What is required. The entries below are to be repeated exactly as they stand.

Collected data
▽

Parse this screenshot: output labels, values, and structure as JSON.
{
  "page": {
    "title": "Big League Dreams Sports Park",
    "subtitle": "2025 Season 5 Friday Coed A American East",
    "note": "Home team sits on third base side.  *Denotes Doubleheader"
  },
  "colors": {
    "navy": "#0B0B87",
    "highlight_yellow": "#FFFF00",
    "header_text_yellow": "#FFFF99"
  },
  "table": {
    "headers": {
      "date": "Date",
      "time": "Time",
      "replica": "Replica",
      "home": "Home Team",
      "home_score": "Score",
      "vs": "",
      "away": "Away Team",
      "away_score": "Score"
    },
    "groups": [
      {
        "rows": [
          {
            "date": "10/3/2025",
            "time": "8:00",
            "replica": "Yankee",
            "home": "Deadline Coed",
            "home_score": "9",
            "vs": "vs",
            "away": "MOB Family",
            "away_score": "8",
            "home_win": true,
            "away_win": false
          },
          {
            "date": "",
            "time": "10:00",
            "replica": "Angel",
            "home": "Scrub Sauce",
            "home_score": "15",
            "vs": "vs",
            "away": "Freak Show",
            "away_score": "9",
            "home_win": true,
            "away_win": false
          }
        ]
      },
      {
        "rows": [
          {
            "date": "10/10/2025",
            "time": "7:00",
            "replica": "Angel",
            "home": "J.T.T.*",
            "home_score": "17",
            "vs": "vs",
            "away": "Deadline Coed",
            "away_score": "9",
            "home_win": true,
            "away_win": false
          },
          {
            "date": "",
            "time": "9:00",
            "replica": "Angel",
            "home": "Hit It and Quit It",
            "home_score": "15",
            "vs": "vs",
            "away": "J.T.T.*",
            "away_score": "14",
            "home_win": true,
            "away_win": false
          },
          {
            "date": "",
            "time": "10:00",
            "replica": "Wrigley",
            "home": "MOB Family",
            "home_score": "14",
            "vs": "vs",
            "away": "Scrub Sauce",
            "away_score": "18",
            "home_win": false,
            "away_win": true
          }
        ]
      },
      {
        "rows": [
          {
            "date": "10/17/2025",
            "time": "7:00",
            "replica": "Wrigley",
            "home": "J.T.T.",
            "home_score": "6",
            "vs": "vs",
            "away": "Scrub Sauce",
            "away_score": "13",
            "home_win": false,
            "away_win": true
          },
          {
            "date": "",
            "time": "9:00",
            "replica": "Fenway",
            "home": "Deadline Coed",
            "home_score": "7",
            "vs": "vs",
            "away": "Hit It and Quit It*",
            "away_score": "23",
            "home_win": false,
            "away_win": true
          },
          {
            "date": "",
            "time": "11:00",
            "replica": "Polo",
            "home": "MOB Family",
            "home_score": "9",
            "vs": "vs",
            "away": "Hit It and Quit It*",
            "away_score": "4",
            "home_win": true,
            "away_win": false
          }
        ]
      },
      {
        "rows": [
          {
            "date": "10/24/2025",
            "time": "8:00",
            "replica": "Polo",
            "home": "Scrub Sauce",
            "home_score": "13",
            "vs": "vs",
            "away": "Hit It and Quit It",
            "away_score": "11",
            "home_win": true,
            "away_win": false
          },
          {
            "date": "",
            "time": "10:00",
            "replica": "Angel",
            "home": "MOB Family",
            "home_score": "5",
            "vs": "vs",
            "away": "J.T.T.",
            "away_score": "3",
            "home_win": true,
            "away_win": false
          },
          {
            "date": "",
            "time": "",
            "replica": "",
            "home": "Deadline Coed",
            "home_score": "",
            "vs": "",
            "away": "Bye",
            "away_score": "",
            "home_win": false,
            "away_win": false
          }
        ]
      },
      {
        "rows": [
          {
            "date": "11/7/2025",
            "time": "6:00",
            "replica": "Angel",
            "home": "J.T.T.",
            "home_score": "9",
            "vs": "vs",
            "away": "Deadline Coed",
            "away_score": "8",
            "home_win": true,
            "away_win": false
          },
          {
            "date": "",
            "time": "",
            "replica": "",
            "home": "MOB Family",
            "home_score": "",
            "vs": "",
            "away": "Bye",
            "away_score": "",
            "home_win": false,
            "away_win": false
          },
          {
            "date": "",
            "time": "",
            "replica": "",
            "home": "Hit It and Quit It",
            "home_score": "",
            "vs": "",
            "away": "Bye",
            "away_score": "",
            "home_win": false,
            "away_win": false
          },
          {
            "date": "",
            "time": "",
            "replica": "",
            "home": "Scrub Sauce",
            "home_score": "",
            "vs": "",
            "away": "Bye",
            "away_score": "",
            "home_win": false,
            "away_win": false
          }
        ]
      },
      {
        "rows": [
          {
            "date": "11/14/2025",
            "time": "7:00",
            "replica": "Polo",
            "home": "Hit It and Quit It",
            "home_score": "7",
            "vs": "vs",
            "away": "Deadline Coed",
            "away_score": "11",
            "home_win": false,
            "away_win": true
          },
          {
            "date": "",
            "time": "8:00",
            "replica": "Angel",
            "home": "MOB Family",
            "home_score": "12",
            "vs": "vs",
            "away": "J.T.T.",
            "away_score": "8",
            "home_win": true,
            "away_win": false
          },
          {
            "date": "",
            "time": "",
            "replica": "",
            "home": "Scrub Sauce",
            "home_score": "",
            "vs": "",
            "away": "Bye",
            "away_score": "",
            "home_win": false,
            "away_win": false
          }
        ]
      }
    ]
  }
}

△

Answer to this task.
Parse this screenshot: output labels, values, and structure as JSON.
{
  "page": {
    "title": "Big League Dreams Sports Park",
    "subtitle": "2025 Season 5 Friday Coed A American East",
    "note": "Home team sits on third base side.  *Denotes Doubleheader"
  },
  "colors": {
    "navy": "#0B0B87",
    "highlight_yellow": "#FFFF00",
    "header_text_yellow": "#FFFF99"
  },
  "table": {
    "headers": {
      "date": "Date",
      "time": "Time",
      "replica": "Replica",
      "home": "Home Team",
      "home_score": "Score",
      "vs": "",
      "away": "Away Team",
      "away_score": "Score"
    },
    "groups": [
      {
        "rows": [
          {
            "date": "10/3/2025",
            "time": "8:00",
            "replica": "Yankee",
            "home": "Deadline Coed",
            "home_score": "9",
            "vs": "vs",
            "away": "MOB Family",
            "away_score": "8",
            "home_win": true,
            "away_win": false
          },
          {
            "date": "",
            "time": "10:00",
            "replica": "Angel",
            "home": "Scrub Sauce",
            "home_score": "15",
            "vs": "vs",
            "away": "Freak Show",
            "away_score": "9",
            "home_win": true,
            "away_win": false
          }
        ]
      },
      {
        "rows": [
          {
            "date": "10/10/2025",
            "time": "7:00",
            "replica": "Angel",
            "home": "J.T.T.*",
            "home_score": "17",
            "vs": "vs",
            "away": "Deadline Coed",
            "away_score": "9",
            "home_win": true,
            "away_win": false
          },
          {
            "date": "",
            "time": "9:00",
            "replica": "Angel",
            "home": "Hit It and Quit It",
            "home_score": "15",
            "vs": "vs",
            "away": "J.T.T.*",
            "away_score": "14",
            "home_win": true,
            "away_win": false
          },
          {
            "date": "",
            "time": "10:00",
            "replica": "Wrigley",
            "home": "MOB Family",
            "home_score": "14",
            "vs": "vs",
            "away": "Scrub Sauce",
            "away_score": "18",
            "home_win": false,
            "away_win": true
          }
        ]
      },
      {
        "rows": [
          {
            "date": "10/17/2025",
            "time": "7:00",
            "replica": "Wrigley",
            "home": "J.T.T.",
            "home_score": "6",
            "vs": "vs",
            "away": "Scrub Sauce",
            "away_score": "13",
            "home_win": false,
            "away_win": true
          },
          {
            "date": "",
            "time": "9:00",
            "replica": "Fenway",
            "home": "Deadline Coed",
            "home_score": "7",
            "vs": "vs",
            "away": "Hit It and Quit It*",
            "away_score": "23",
            "home_win": false,
            "away_win": true
          },
          {
            "date": "",
            "time": "11:00",
            "replica": "Polo",
            "home": "MOB Family",
            "home_score": "9",
            "vs": "vs",
            "away": "Hit It and Quit It*",
            "away_score": "4",
            "home_win": true,
            "away_win": false
          }
        ]
      },
      {
        "rows": [
          {
            "date": "10/24/2025",
            "time": "8:00",
            "replica": "Polo",
            "home": "Scrub Sauce",
            "home_score": "13",
            "vs": "vs",
            "away": "Hit It and Quit It",
            "away_score": "11",
            "home_win": true,
            "away_win": false
          },
          {
            "date": "",
            "time": "10:00",
            "replica": "Angel",
            "home": "MOB Family",
            "home_score": "5",
            "vs": "vs",
            "away": "J.T.T.",
            "away_score": "3",
            "home_win": true,
            "away_win": false
          },
          {
            "date": "",
            "time": "",
            "replica": "",
            "home": "Deadline Coed",
            "home_score": "",
            "vs": "",
            "away": "Bye",
            "away_score": "",
            "home_win": false,
            "away_win": false
          }
        ]
      },
      {
        "rows": [
          {
            "date": "11/7/2025",
            "time": "6:00",
            "replica": "Angel",
            "home": "J.T.T.",
            "home_score": "9",
            "vs": "vs",
            "away": "Deadline Coed",
            "away_score": "8",
            "home_win": true,
            "away_win": false
          },
          {
            "date": "",
            "time": "",
            "replica": "",
            "home": "MOB Family",
            "home_score": "",
            "vs": "",
            "away": "Bye",
            "away_score": "",
            "home_win": false,
            "away_win": false
          },
          {
            "date": "",
            "time": "",
            "replica": "",
            "home": "Hit It and Quit It",
            "home_score": "",
            "vs": "",
            "away": "Bye",
            "away_score": "",
            "home_win": false,
            "away_win": false
          },
          {
            "date": "",
            "time": "",
            "replica": "",
            "home": "Scrub Sauce",
            "home_score": "",
            "vs": "",
            "away": "Bye",
            "away_score": "",
            "home_win": false,
            "away_win": false
          }
        ]
      },
      {
        "rows": [
          {
            "date": "11/14/2025",
            "time": "7:00",
            "replica": "Polo",
            "home": "Hit It and Quit It",
            "home_score": "7",
            "vs": "vs",
            "away": "Deadline Coed",
            "away_score": "11",
            "home_win": false,
            "away_win": true
          },
          {
            "date": "",
            "time": "8:00",
            "replica": "Angel",
            "home": "MOB Family",
            "home_score": "12",
            "vs": "vs",
            "away": "J.T.T.",
            "away_score": "8",
            "home_win": true,
            "away_win": false
          },
          {
            "date": "",
            "time": "",
            "replica": "",
            "home": "Scrub Sauce",
            "home_score": "",
            "vs": "",
            "away": "Bye",
            "away_score": "",
            "home_win": false,
            "away_win": false
          }
        ]
      }
    ]
  }
}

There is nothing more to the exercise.